* _WHAT YOU HAVE TO DO_
Return each line of the listing below, unchanged, and omit the images.

--- DATA ROWS ---

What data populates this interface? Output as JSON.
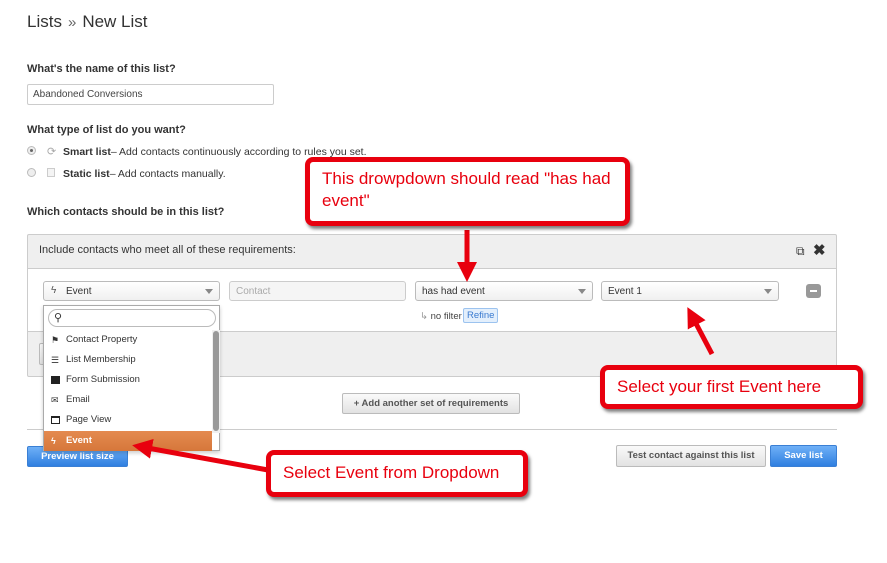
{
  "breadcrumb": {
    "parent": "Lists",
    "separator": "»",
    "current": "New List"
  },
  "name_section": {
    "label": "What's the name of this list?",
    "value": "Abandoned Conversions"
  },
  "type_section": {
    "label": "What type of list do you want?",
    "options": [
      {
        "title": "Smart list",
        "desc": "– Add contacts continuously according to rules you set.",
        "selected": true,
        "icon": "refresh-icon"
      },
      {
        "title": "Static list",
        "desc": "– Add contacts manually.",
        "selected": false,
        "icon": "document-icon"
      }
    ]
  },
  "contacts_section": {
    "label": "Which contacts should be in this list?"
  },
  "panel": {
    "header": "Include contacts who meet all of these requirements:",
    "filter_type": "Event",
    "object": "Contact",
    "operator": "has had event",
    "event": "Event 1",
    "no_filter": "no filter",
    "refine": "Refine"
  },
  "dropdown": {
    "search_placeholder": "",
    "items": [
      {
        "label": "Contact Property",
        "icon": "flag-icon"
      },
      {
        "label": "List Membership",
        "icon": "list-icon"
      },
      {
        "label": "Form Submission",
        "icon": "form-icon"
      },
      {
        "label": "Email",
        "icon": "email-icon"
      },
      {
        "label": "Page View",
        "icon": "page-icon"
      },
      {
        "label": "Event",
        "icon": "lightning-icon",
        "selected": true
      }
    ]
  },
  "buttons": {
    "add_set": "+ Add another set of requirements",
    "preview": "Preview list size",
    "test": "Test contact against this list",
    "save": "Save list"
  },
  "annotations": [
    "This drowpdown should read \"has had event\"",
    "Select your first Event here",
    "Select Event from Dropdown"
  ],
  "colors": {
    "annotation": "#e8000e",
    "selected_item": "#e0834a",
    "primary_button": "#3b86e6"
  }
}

---

* _FULL RESPONSE_
What data populates this interface? Output as JSON.
{
  "breadcrumb": {
    "parent": "Lists",
    "separator": "»",
    "current": "New List"
  },
  "name_section": {
    "label": "What's the name of this list?",
    "value": "Abandoned Conversions"
  },
  "type_section": {
    "label": "What type of list do you want?",
    "options": [
      {
        "title": "Smart list",
        "desc": "– Add contacts continuously according to rules you set.",
        "selected": true,
        "icon": "refresh-icon"
      },
      {
        "title": "Static list",
        "desc": "– Add contacts manually.",
        "selected": false,
        "icon": "document-icon"
      }
    ]
  },
  "contacts_section": {
    "label": "Which contacts should be in this list?"
  },
  "panel": {
    "header": "Include contacts who meet all of these requirements:",
    "filter_type": "Event",
    "object": "Contact",
    "operator": "has had event",
    "event": "Event 1",
    "no_filter": "no filter",
    "refine": "Refine"
  },
  "dropdown": {
    "search_placeholder": "",
    "items": [
      {
        "label": "Contact Property",
        "icon": "flag-icon"
      },
      {
        "label": "List Membership",
        "icon": "list-icon"
      },
      {
        "label": "Form Submission",
        "icon": "form-icon"
      },
      {
        "label": "Email",
        "icon": "email-icon"
      },
      {
        "label": "Page View",
        "icon": "page-icon"
      },
      {
        "label": "Event",
        "icon": "lightning-icon",
        "selected": true
      }
    ]
  },
  "buttons": {
    "add_set": "+ Add another set of requirements",
    "preview": "Preview list size",
    "test": "Test contact against this list",
    "save": "Save list"
  },
  "annotations": [
    "This drowpdown should read \"has had event\"",
    "Select your first Event here",
    "Select Event from Dropdown"
  ],
  "colors": {
    "annotation": "#e8000e",
    "selected_item": "#e0834a",
    "primary_button": "#3b86e6"
  }
}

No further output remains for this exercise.